• Extracted records
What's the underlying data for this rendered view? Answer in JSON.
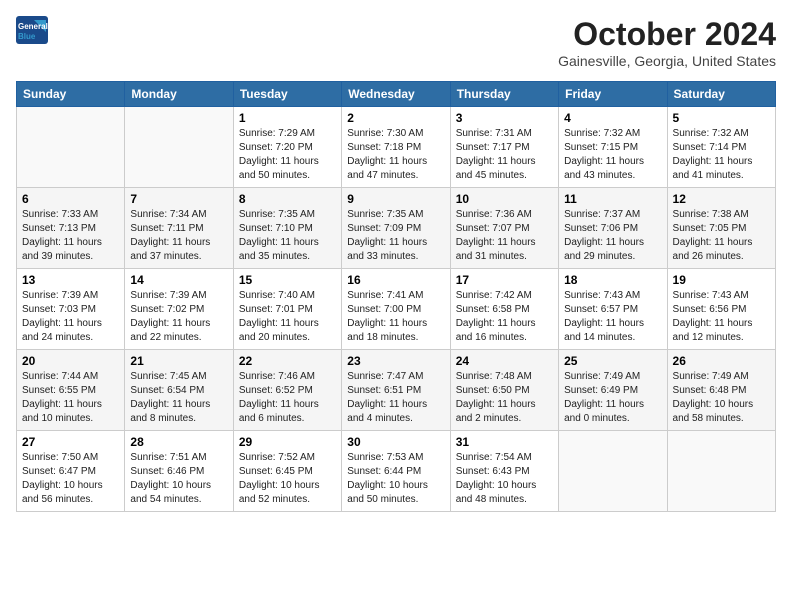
{
  "header": {
    "logo_line1": "General",
    "logo_line2": "Blue",
    "month": "October 2024",
    "location": "Gainesville, Georgia, United States"
  },
  "days_of_week": [
    "Sunday",
    "Monday",
    "Tuesday",
    "Wednesday",
    "Thursday",
    "Friday",
    "Saturday"
  ],
  "weeks": [
    [
      {
        "day": "",
        "sunrise": "",
        "sunset": "",
        "daylight": ""
      },
      {
        "day": "",
        "sunrise": "",
        "sunset": "",
        "daylight": ""
      },
      {
        "day": "1",
        "sunrise": "Sunrise: 7:29 AM",
        "sunset": "Sunset: 7:20 PM",
        "daylight": "Daylight: 11 hours and 50 minutes."
      },
      {
        "day": "2",
        "sunrise": "Sunrise: 7:30 AM",
        "sunset": "Sunset: 7:18 PM",
        "daylight": "Daylight: 11 hours and 47 minutes."
      },
      {
        "day": "3",
        "sunrise": "Sunrise: 7:31 AM",
        "sunset": "Sunset: 7:17 PM",
        "daylight": "Daylight: 11 hours and 45 minutes."
      },
      {
        "day": "4",
        "sunrise": "Sunrise: 7:32 AM",
        "sunset": "Sunset: 7:15 PM",
        "daylight": "Daylight: 11 hours and 43 minutes."
      },
      {
        "day": "5",
        "sunrise": "Sunrise: 7:32 AM",
        "sunset": "Sunset: 7:14 PM",
        "daylight": "Daylight: 11 hours and 41 minutes."
      }
    ],
    [
      {
        "day": "6",
        "sunrise": "Sunrise: 7:33 AM",
        "sunset": "Sunset: 7:13 PM",
        "daylight": "Daylight: 11 hours and 39 minutes."
      },
      {
        "day": "7",
        "sunrise": "Sunrise: 7:34 AM",
        "sunset": "Sunset: 7:11 PM",
        "daylight": "Daylight: 11 hours and 37 minutes."
      },
      {
        "day": "8",
        "sunrise": "Sunrise: 7:35 AM",
        "sunset": "Sunset: 7:10 PM",
        "daylight": "Daylight: 11 hours and 35 minutes."
      },
      {
        "day": "9",
        "sunrise": "Sunrise: 7:35 AM",
        "sunset": "Sunset: 7:09 PM",
        "daylight": "Daylight: 11 hours and 33 minutes."
      },
      {
        "day": "10",
        "sunrise": "Sunrise: 7:36 AM",
        "sunset": "Sunset: 7:07 PM",
        "daylight": "Daylight: 11 hours and 31 minutes."
      },
      {
        "day": "11",
        "sunrise": "Sunrise: 7:37 AM",
        "sunset": "Sunset: 7:06 PM",
        "daylight": "Daylight: 11 hours and 29 minutes."
      },
      {
        "day": "12",
        "sunrise": "Sunrise: 7:38 AM",
        "sunset": "Sunset: 7:05 PM",
        "daylight": "Daylight: 11 hours and 26 minutes."
      }
    ],
    [
      {
        "day": "13",
        "sunrise": "Sunrise: 7:39 AM",
        "sunset": "Sunset: 7:03 PM",
        "daylight": "Daylight: 11 hours and 24 minutes."
      },
      {
        "day": "14",
        "sunrise": "Sunrise: 7:39 AM",
        "sunset": "Sunset: 7:02 PM",
        "daylight": "Daylight: 11 hours and 22 minutes."
      },
      {
        "day": "15",
        "sunrise": "Sunrise: 7:40 AM",
        "sunset": "Sunset: 7:01 PM",
        "daylight": "Daylight: 11 hours and 20 minutes."
      },
      {
        "day": "16",
        "sunrise": "Sunrise: 7:41 AM",
        "sunset": "Sunset: 7:00 PM",
        "daylight": "Daylight: 11 hours and 18 minutes."
      },
      {
        "day": "17",
        "sunrise": "Sunrise: 7:42 AM",
        "sunset": "Sunset: 6:58 PM",
        "daylight": "Daylight: 11 hours and 16 minutes."
      },
      {
        "day": "18",
        "sunrise": "Sunrise: 7:43 AM",
        "sunset": "Sunset: 6:57 PM",
        "daylight": "Daylight: 11 hours and 14 minutes."
      },
      {
        "day": "19",
        "sunrise": "Sunrise: 7:43 AM",
        "sunset": "Sunset: 6:56 PM",
        "daylight": "Daylight: 11 hours and 12 minutes."
      }
    ],
    [
      {
        "day": "20",
        "sunrise": "Sunrise: 7:44 AM",
        "sunset": "Sunset: 6:55 PM",
        "daylight": "Daylight: 11 hours and 10 minutes."
      },
      {
        "day": "21",
        "sunrise": "Sunrise: 7:45 AM",
        "sunset": "Sunset: 6:54 PM",
        "daylight": "Daylight: 11 hours and 8 minutes."
      },
      {
        "day": "22",
        "sunrise": "Sunrise: 7:46 AM",
        "sunset": "Sunset: 6:52 PM",
        "daylight": "Daylight: 11 hours and 6 minutes."
      },
      {
        "day": "23",
        "sunrise": "Sunrise: 7:47 AM",
        "sunset": "Sunset: 6:51 PM",
        "daylight": "Daylight: 11 hours and 4 minutes."
      },
      {
        "day": "24",
        "sunrise": "Sunrise: 7:48 AM",
        "sunset": "Sunset: 6:50 PM",
        "daylight": "Daylight: 11 hours and 2 minutes."
      },
      {
        "day": "25",
        "sunrise": "Sunrise: 7:49 AM",
        "sunset": "Sunset: 6:49 PM",
        "daylight": "Daylight: 11 hours and 0 minutes."
      },
      {
        "day": "26",
        "sunrise": "Sunrise: 7:49 AM",
        "sunset": "Sunset: 6:48 PM",
        "daylight": "Daylight: 10 hours and 58 minutes."
      }
    ],
    [
      {
        "day": "27",
        "sunrise": "Sunrise: 7:50 AM",
        "sunset": "Sunset: 6:47 PM",
        "daylight": "Daylight: 10 hours and 56 minutes."
      },
      {
        "day": "28",
        "sunrise": "Sunrise: 7:51 AM",
        "sunset": "Sunset: 6:46 PM",
        "daylight": "Daylight: 10 hours and 54 minutes."
      },
      {
        "day": "29",
        "sunrise": "Sunrise: 7:52 AM",
        "sunset": "Sunset: 6:45 PM",
        "daylight": "Daylight: 10 hours and 52 minutes."
      },
      {
        "day": "30",
        "sunrise": "Sunrise: 7:53 AM",
        "sunset": "Sunset: 6:44 PM",
        "daylight": "Daylight: 10 hours and 50 minutes."
      },
      {
        "day": "31",
        "sunrise": "Sunrise: 7:54 AM",
        "sunset": "Sunset: 6:43 PM",
        "daylight": "Daylight: 10 hours and 48 minutes."
      },
      {
        "day": "",
        "sunrise": "",
        "sunset": "",
        "daylight": ""
      },
      {
        "day": "",
        "sunrise": "",
        "sunset": "",
        "daylight": ""
      }
    ]
  ]
}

• Work to complete
Omit the pictures and reproduce the listing exactly.

• Final answer
What's the underlying data for this rendered view? Answer in JSON.
{
  "header": {
    "logo_line1": "General",
    "logo_line2": "Blue",
    "month": "October 2024",
    "location": "Gainesville, Georgia, United States"
  },
  "days_of_week": [
    "Sunday",
    "Monday",
    "Tuesday",
    "Wednesday",
    "Thursday",
    "Friday",
    "Saturday"
  ],
  "weeks": [
    [
      {
        "day": "",
        "sunrise": "",
        "sunset": "",
        "daylight": ""
      },
      {
        "day": "",
        "sunrise": "",
        "sunset": "",
        "daylight": ""
      },
      {
        "day": "1",
        "sunrise": "Sunrise: 7:29 AM",
        "sunset": "Sunset: 7:20 PM",
        "daylight": "Daylight: 11 hours and 50 minutes."
      },
      {
        "day": "2",
        "sunrise": "Sunrise: 7:30 AM",
        "sunset": "Sunset: 7:18 PM",
        "daylight": "Daylight: 11 hours and 47 minutes."
      },
      {
        "day": "3",
        "sunrise": "Sunrise: 7:31 AM",
        "sunset": "Sunset: 7:17 PM",
        "daylight": "Daylight: 11 hours and 45 minutes."
      },
      {
        "day": "4",
        "sunrise": "Sunrise: 7:32 AM",
        "sunset": "Sunset: 7:15 PM",
        "daylight": "Daylight: 11 hours and 43 minutes."
      },
      {
        "day": "5",
        "sunrise": "Sunrise: 7:32 AM",
        "sunset": "Sunset: 7:14 PM",
        "daylight": "Daylight: 11 hours and 41 minutes."
      }
    ],
    [
      {
        "day": "6",
        "sunrise": "Sunrise: 7:33 AM",
        "sunset": "Sunset: 7:13 PM",
        "daylight": "Daylight: 11 hours and 39 minutes."
      },
      {
        "day": "7",
        "sunrise": "Sunrise: 7:34 AM",
        "sunset": "Sunset: 7:11 PM",
        "daylight": "Daylight: 11 hours and 37 minutes."
      },
      {
        "day": "8",
        "sunrise": "Sunrise: 7:35 AM",
        "sunset": "Sunset: 7:10 PM",
        "daylight": "Daylight: 11 hours and 35 minutes."
      },
      {
        "day": "9",
        "sunrise": "Sunrise: 7:35 AM",
        "sunset": "Sunset: 7:09 PM",
        "daylight": "Daylight: 11 hours and 33 minutes."
      },
      {
        "day": "10",
        "sunrise": "Sunrise: 7:36 AM",
        "sunset": "Sunset: 7:07 PM",
        "daylight": "Daylight: 11 hours and 31 minutes."
      },
      {
        "day": "11",
        "sunrise": "Sunrise: 7:37 AM",
        "sunset": "Sunset: 7:06 PM",
        "daylight": "Daylight: 11 hours and 29 minutes."
      },
      {
        "day": "12",
        "sunrise": "Sunrise: 7:38 AM",
        "sunset": "Sunset: 7:05 PM",
        "daylight": "Daylight: 11 hours and 26 minutes."
      }
    ],
    [
      {
        "day": "13",
        "sunrise": "Sunrise: 7:39 AM",
        "sunset": "Sunset: 7:03 PM",
        "daylight": "Daylight: 11 hours and 24 minutes."
      },
      {
        "day": "14",
        "sunrise": "Sunrise: 7:39 AM",
        "sunset": "Sunset: 7:02 PM",
        "daylight": "Daylight: 11 hours and 22 minutes."
      },
      {
        "day": "15",
        "sunrise": "Sunrise: 7:40 AM",
        "sunset": "Sunset: 7:01 PM",
        "daylight": "Daylight: 11 hours and 20 minutes."
      },
      {
        "day": "16",
        "sunrise": "Sunrise: 7:41 AM",
        "sunset": "Sunset: 7:00 PM",
        "daylight": "Daylight: 11 hours and 18 minutes."
      },
      {
        "day": "17",
        "sunrise": "Sunrise: 7:42 AM",
        "sunset": "Sunset: 6:58 PM",
        "daylight": "Daylight: 11 hours and 16 minutes."
      },
      {
        "day": "18",
        "sunrise": "Sunrise: 7:43 AM",
        "sunset": "Sunset: 6:57 PM",
        "daylight": "Daylight: 11 hours and 14 minutes."
      },
      {
        "day": "19",
        "sunrise": "Sunrise: 7:43 AM",
        "sunset": "Sunset: 6:56 PM",
        "daylight": "Daylight: 11 hours and 12 minutes."
      }
    ],
    [
      {
        "day": "20",
        "sunrise": "Sunrise: 7:44 AM",
        "sunset": "Sunset: 6:55 PM",
        "daylight": "Daylight: 11 hours and 10 minutes."
      },
      {
        "day": "21",
        "sunrise": "Sunrise: 7:45 AM",
        "sunset": "Sunset: 6:54 PM",
        "daylight": "Daylight: 11 hours and 8 minutes."
      },
      {
        "day": "22",
        "sunrise": "Sunrise: 7:46 AM",
        "sunset": "Sunset: 6:52 PM",
        "daylight": "Daylight: 11 hours and 6 minutes."
      },
      {
        "day": "23",
        "sunrise": "Sunrise: 7:47 AM",
        "sunset": "Sunset: 6:51 PM",
        "daylight": "Daylight: 11 hours and 4 minutes."
      },
      {
        "day": "24",
        "sunrise": "Sunrise: 7:48 AM",
        "sunset": "Sunset: 6:50 PM",
        "daylight": "Daylight: 11 hours and 2 minutes."
      },
      {
        "day": "25",
        "sunrise": "Sunrise: 7:49 AM",
        "sunset": "Sunset: 6:49 PM",
        "daylight": "Daylight: 11 hours and 0 minutes."
      },
      {
        "day": "26",
        "sunrise": "Sunrise: 7:49 AM",
        "sunset": "Sunset: 6:48 PM",
        "daylight": "Daylight: 10 hours and 58 minutes."
      }
    ],
    [
      {
        "day": "27",
        "sunrise": "Sunrise: 7:50 AM",
        "sunset": "Sunset: 6:47 PM",
        "daylight": "Daylight: 10 hours and 56 minutes."
      },
      {
        "day": "28",
        "sunrise": "Sunrise: 7:51 AM",
        "sunset": "Sunset: 6:46 PM",
        "daylight": "Daylight: 10 hours and 54 minutes."
      },
      {
        "day": "29",
        "sunrise": "Sunrise: 7:52 AM",
        "sunset": "Sunset: 6:45 PM",
        "daylight": "Daylight: 10 hours and 52 minutes."
      },
      {
        "day": "30",
        "sunrise": "Sunrise: 7:53 AM",
        "sunset": "Sunset: 6:44 PM",
        "daylight": "Daylight: 10 hours and 50 minutes."
      },
      {
        "day": "31",
        "sunrise": "Sunrise: 7:54 AM",
        "sunset": "Sunset: 6:43 PM",
        "daylight": "Daylight: 10 hours and 48 minutes."
      },
      {
        "day": "",
        "sunrise": "",
        "sunset": "",
        "daylight": ""
      },
      {
        "day": "",
        "sunrise": "",
        "sunset": "",
        "daylight": ""
      }
    ]
  ]
}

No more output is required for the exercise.